* Begin Dataset records *
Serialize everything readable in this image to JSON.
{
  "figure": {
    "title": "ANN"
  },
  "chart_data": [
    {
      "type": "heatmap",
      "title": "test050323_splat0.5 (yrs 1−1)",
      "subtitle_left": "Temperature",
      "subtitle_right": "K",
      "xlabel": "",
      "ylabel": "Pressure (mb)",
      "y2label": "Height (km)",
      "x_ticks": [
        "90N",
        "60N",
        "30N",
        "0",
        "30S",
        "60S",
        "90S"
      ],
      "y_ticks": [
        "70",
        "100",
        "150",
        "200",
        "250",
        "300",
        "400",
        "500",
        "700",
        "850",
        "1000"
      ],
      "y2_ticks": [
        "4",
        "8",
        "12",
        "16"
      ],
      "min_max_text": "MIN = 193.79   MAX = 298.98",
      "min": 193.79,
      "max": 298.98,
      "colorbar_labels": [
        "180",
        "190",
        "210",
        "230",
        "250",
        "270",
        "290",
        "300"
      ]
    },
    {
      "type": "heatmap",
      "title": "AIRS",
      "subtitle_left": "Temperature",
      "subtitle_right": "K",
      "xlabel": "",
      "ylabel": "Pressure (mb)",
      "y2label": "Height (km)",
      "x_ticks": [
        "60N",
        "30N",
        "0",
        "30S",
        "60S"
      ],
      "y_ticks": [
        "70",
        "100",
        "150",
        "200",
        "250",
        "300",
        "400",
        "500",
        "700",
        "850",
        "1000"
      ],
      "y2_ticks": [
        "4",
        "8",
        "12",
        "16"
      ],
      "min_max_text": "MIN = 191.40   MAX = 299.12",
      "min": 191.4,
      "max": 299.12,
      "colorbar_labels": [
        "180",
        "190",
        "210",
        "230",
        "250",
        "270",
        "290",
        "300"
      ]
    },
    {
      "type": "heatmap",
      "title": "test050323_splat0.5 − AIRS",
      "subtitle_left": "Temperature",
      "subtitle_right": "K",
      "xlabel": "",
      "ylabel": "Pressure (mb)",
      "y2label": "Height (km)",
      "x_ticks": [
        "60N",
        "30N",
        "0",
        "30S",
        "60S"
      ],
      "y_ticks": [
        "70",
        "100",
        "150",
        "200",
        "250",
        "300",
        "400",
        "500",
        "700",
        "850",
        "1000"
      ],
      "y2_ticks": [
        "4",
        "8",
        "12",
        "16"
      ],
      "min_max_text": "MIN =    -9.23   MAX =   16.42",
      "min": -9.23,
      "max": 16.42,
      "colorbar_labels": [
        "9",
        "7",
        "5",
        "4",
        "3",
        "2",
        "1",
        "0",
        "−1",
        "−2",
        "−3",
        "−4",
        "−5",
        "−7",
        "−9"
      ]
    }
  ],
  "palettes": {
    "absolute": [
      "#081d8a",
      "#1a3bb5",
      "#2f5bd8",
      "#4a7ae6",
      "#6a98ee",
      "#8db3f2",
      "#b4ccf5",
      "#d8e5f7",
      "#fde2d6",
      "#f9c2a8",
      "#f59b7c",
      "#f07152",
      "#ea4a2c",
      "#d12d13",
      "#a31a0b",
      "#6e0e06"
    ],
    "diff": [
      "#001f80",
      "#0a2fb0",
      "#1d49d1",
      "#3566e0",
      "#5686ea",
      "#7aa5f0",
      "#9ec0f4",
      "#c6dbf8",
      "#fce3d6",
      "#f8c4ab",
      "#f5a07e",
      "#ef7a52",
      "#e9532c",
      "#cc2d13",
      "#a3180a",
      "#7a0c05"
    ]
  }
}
* End Dataset records *
## Stated task
Exactly as shown, repeat every record.

## Complete answer
Serialize everything readable in this image to JSON.
{
  "figure": {
    "title": "ANN"
  },
  "chart_data": [
    {
      "type": "heatmap",
      "title": "test050323_splat0.5 (yrs 1−1)",
      "subtitle_left": "Temperature",
      "subtitle_right": "K",
      "xlabel": "",
      "ylabel": "Pressure (mb)",
      "y2label": "Height (km)",
      "x_ticks": [
        "90N",
        "60N",
        "30N",
        "0",
        "30S",
        "60S",
        "90S"
      ],
      "y_ticks": [
        "70",
        "100",
        "150",
        "200",
        "250",
        "300",
        "400",
        "500",
        "700",
        "850",
        "1000"
      ],
      "y2_ticks": [
        "4",
        "8",
        "12",
        "16"
      ],
      "min_max_text": "MIN = 193.79   MAX = 298.98",
      "min": 193.79,
      "max": 298.98,
      "colorbar_labels": [
        "180",
        "190",
        "210",
        "230",
        "250",
        "270",
        "290",
        "300"
      ]
    },
    {
      "type": "heatmap",
      "title": "AIRS",
      "subtitle_left": "Temperature",
      "subtitle_right": "K",
      "xlabel": "",
      "ylabel": "Pressure (mb)",
      "y2label": "Height (km)",
      "x_ticks": [
        "60N",
        "30N",
        "0",
        "30S",
        "60S"
      ],
      "y_ticks": [
        "70",
        "100",
        "150",
        "200",
        "250",
        "300",
        "400",
        "500",
        "700",
        "850",
        "1000"
      ],
      "y2_ticks": [
        "4",
        "8",
        "12",
        "16"
      ],
      "min_max_text": "MIN = 191.40   MAX = 299.12",
      "min": 191.4,
      "max": 299.12,
      "colorbar_labels": [
        "180",
        "190",
        "210",
        "230",
        "250",
        "270",
        "290",
        "300"
      ]
    },
    {
      "type": "heatmap",
      "title": "test050323_splat0.5 − AIRS",
      "subtitle_left": "Temperature",
      "subtitle_right": "K",
      "xlabel": "",
      "ylabel": "Pressure (mb)",
      "y2label": "Height (km)",
      "x_ticks": [
        "60N",
        "30N",
        "0",
        "30S",
        "60S"
      ],
      "y_ticks": [
        "70",
        "100",
        "150",
        "200",
        "250",
        "300",
        "400",
        "500",
        "700",
        "850",
        "1000"
      ],
      "y2_ticks": [
        "4",
        "8",
        "12",
        "16"
      ],
      "min_max_text": "MIN =    -9.23   MAX =   16.42",
      "min": -9.23,
      "max": 16.42,
      "colorbar_labels": [
        "9",
        "7",
        "5",
        "4",
        "3",
        "2",
        "1",
        "0",
        "−1",
        "−2",
        "−3",
        "−4",
        "−5",
        "−7",
        "−9"
      ]
    }
  ],
  "palettes": {
    "absolute": [
      "#081d8a",
      "#1a3bb5",
      "#2f5bd8",
      "#4a7ae6",
      "#6a98ee",
      "#8db3f2",
      "#b4ccf5",
      "#d8e5f7",
      "#fde2d6",
      "#f9c2a8",
      "#f59b7c",
      "#f07152",
      "#ea4a2c",
      "#d12d13",
      "#a31a0b",
      "#6e0e06"
    ],
    "diff": [
      "#001f80",
      "#0a2fb0",
      "#1d49d1",
      "#3566e0",
      "#5686ea",
      "#7aa5f0",
      "#9ec0f4",
      "#c6dbf8",
      "#fce3d6",
      "#f8c4ab",
      "#f5a07e",
      "#ef7a52",
      "#e9532c",
      "#cc2d13",
      "#a3180a",
      "#7a0c05"
    ]
  }
}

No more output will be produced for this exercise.